Work instruction 1
Can you change the opening paragraph of the nutrigenetics passage, starting with "The advancement of" and going on through "of data interpretation.", so that "nutrition scientists" is replaced by "dietitians"?
Work instruction 2
In the passage on nutrigenetics and personalised nutrition, what did the surveyed Americans express a strong interest in, should nutrigenomic research yield specific products?
Work instruction 3
Can you pick up the passage on personalised nutrition advice and write what comes after its final sentence?
Text passage Block Start
The advancement of techniques paramount for nutrigenetic research has been very rapid, yet these methods are still relatively new and under continuous development. From these techniques a large and complex dataset is generated that requires careful and perceptive interpretation. It is critical for the determination of useful individualised nutritional advice that nutrition scientists with specialist knowledge of interaction between nutrients and biological systems are involved in the development of data interpretation.

Ethical issues and personalised nutrition advice

For personalised nutrition to become a viable option there are numerous considerations and unavoidable assumptions that need to be considered before it can be widely applied. It is still unknown whether individuals will want to undertake genetic tests or in fact understand the concept of such technology. A survey of 1000 Americans conducted in 2003 has reported that 62% of respondents had never heard of ‘nutrigenomics’⁽⁶¹⁾. However, if specific products did arise from nutrigenomic research those interviewed did express interest in an in-depth well-being assessment and also a strong interest in vitamins, fortified foods and natural foods. More research is required to determine whether individuals would want to undergo such tests and the value to that individual of knowledge of a specific personalised nutrition regimen. There is already a large gap between the existing dietary guidelines and what individuals actually eat⁽Reference Henderson, Gregory and Swan⁶²⁾. Knowledge of being at higher than average risk of CVD may motivate individuals to actually make positive changes to their diets. However, genetic testing could undermine current healthy eating messages by implying that only those with the ‘risky gene’ need to eat a healthy diet. These questions are important, unanswered and must be addressed if personalised nutritional advice is to become part of mainstream disease prevention and treatment. It may be that genotype–phenotype–environment interactions are too complex to fully unravel and solve with practicable dietary interventions.
Text passage Block End
Recorded information Block Start
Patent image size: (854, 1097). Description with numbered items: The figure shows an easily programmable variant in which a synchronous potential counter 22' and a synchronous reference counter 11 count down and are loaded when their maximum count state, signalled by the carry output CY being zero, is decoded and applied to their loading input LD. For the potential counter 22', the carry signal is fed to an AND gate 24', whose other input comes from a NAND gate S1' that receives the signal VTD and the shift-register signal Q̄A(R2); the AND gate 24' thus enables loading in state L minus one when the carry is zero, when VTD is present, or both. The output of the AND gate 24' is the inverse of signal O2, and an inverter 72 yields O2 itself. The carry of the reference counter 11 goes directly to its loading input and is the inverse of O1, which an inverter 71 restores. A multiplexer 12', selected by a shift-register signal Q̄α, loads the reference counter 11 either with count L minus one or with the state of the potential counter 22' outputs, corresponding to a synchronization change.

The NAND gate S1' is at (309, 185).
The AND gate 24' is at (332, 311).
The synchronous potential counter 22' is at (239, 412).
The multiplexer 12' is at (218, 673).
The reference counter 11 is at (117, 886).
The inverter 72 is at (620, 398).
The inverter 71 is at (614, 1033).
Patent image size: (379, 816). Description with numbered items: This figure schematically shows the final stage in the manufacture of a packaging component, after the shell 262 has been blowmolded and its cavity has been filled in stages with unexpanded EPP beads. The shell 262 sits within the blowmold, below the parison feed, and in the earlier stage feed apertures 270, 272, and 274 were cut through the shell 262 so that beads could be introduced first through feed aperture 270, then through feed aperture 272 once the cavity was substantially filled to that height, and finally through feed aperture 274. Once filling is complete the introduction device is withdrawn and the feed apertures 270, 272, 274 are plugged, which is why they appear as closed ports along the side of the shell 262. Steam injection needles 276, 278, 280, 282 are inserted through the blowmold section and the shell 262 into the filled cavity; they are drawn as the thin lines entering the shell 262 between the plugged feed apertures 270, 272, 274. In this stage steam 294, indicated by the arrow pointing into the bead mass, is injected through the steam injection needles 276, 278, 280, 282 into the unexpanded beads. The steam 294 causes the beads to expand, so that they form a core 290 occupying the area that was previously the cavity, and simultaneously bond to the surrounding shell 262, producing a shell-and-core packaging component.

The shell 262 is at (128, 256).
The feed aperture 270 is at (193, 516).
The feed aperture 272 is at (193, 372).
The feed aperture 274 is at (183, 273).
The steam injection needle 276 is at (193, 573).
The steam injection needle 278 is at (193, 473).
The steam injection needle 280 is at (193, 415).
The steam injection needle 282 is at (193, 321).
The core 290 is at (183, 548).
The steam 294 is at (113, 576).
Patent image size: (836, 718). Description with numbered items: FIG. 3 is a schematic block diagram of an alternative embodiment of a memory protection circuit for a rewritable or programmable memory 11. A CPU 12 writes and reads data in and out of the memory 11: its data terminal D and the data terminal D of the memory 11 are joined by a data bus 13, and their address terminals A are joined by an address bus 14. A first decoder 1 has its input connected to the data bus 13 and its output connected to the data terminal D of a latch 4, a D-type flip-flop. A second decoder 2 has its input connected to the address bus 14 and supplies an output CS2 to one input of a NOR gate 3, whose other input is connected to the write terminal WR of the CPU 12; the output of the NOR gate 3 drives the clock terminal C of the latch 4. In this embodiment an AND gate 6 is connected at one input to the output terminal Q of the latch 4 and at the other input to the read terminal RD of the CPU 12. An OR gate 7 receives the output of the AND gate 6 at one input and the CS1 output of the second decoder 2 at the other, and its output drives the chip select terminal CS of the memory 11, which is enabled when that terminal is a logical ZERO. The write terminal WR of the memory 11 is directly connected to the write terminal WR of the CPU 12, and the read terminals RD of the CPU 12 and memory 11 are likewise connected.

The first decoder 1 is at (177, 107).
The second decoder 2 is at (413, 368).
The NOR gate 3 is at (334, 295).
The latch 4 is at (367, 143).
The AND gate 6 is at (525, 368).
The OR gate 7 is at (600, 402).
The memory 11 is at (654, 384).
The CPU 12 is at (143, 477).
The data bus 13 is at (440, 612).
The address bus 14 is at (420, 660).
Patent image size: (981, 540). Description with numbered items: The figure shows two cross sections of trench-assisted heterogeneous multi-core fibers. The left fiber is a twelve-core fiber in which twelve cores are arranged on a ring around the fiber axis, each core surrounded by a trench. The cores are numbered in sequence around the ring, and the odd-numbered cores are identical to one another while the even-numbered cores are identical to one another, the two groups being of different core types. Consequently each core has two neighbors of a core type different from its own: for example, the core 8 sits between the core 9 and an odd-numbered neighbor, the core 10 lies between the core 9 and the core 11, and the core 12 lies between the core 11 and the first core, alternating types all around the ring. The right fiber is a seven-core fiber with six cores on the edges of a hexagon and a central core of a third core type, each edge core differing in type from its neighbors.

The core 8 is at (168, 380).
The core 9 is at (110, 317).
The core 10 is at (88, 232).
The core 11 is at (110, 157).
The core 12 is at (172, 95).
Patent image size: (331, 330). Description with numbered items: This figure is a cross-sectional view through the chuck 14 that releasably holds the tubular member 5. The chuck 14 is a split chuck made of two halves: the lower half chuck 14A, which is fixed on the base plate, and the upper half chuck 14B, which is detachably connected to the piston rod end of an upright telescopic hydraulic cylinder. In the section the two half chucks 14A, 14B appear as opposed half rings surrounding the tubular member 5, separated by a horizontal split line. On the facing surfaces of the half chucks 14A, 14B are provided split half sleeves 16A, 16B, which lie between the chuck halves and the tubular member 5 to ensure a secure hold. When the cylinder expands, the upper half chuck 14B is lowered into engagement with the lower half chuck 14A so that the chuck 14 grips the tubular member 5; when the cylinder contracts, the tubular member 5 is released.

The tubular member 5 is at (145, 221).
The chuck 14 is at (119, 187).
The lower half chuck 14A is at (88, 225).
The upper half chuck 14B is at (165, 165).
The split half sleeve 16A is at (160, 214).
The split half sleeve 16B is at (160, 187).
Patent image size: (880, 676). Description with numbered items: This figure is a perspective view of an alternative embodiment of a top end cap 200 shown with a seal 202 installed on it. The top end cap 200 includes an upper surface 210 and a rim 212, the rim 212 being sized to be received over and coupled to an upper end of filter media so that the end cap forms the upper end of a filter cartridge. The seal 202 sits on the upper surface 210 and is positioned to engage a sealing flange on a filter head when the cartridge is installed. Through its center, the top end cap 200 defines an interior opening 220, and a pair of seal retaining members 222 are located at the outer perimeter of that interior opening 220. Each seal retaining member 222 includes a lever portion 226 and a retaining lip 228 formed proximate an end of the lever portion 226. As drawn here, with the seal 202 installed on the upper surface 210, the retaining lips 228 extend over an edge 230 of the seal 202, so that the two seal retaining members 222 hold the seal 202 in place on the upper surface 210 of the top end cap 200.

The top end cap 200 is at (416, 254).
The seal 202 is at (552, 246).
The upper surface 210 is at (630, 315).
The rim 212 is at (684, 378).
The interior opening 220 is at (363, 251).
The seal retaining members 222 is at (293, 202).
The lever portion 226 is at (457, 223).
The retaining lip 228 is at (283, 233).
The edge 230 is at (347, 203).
Recorded information Block End
Exercise result 1
The advancement of techniques paramount for nutrigenetic research has been very rapid, yet these methods are still relatively new and under continuous development. From these techniques a large and complex dataset is generated that requires careful and perceptive interpretation. It is critical for the determination of useful individualised nutritional advice that dietitians with specialist knowledge of interaction between nutrients and biological systems are involved in the development of data interpretation.

Exercise result 2
Vitamins, fortified foods and natural foods.

Exercise result 3
Moreover, it is important to consider whether the genetic tests and personalised food products will be affordable, cost-effective and socially acceptable. It is of concern that only those well informed and with sufficient funds would be able to take advantage of such technology and personal advice. Also, if genetic testing has been undertaken, would this information be available to a third party, such as insurance companies, who could use it to the detriment of the individual, potentially affecting the availability of insurance or increasing the premium cost?

There is some resistance to the use and perceived effectiveness of personalised nutrition based on genomics and whether this approach can be a solution to diseases caused by unhealthy foods⁽Reference Cannon and Leitzmann⁶³⁾. It has been suggested that it may be more beneficial to use current risk factors as a basis for population screening and controlling CVD⁽Reference McCluskey, Baker, Percy, Lewis and Middleton⁶⁴⁾. There has also been dialogue on the social, economic and environmental causes of CVD as well as the biological causes, shifting the emphasis away from an individual's diet to food manufacturing as being more effective in disease management⁽Reference Cannon and Leitzmann⁶³⁾.

The nutrigenetics field is still very much in its infancy, but the potential for targeting dietary recommendations to individuals based on genotype will increase as further links between polymorphisms and CVD risk factors are characterised. Although there is enormous potential in personalising dietary advice, the practical application of nutrigenetics in the management of diet-related disease is still some way off.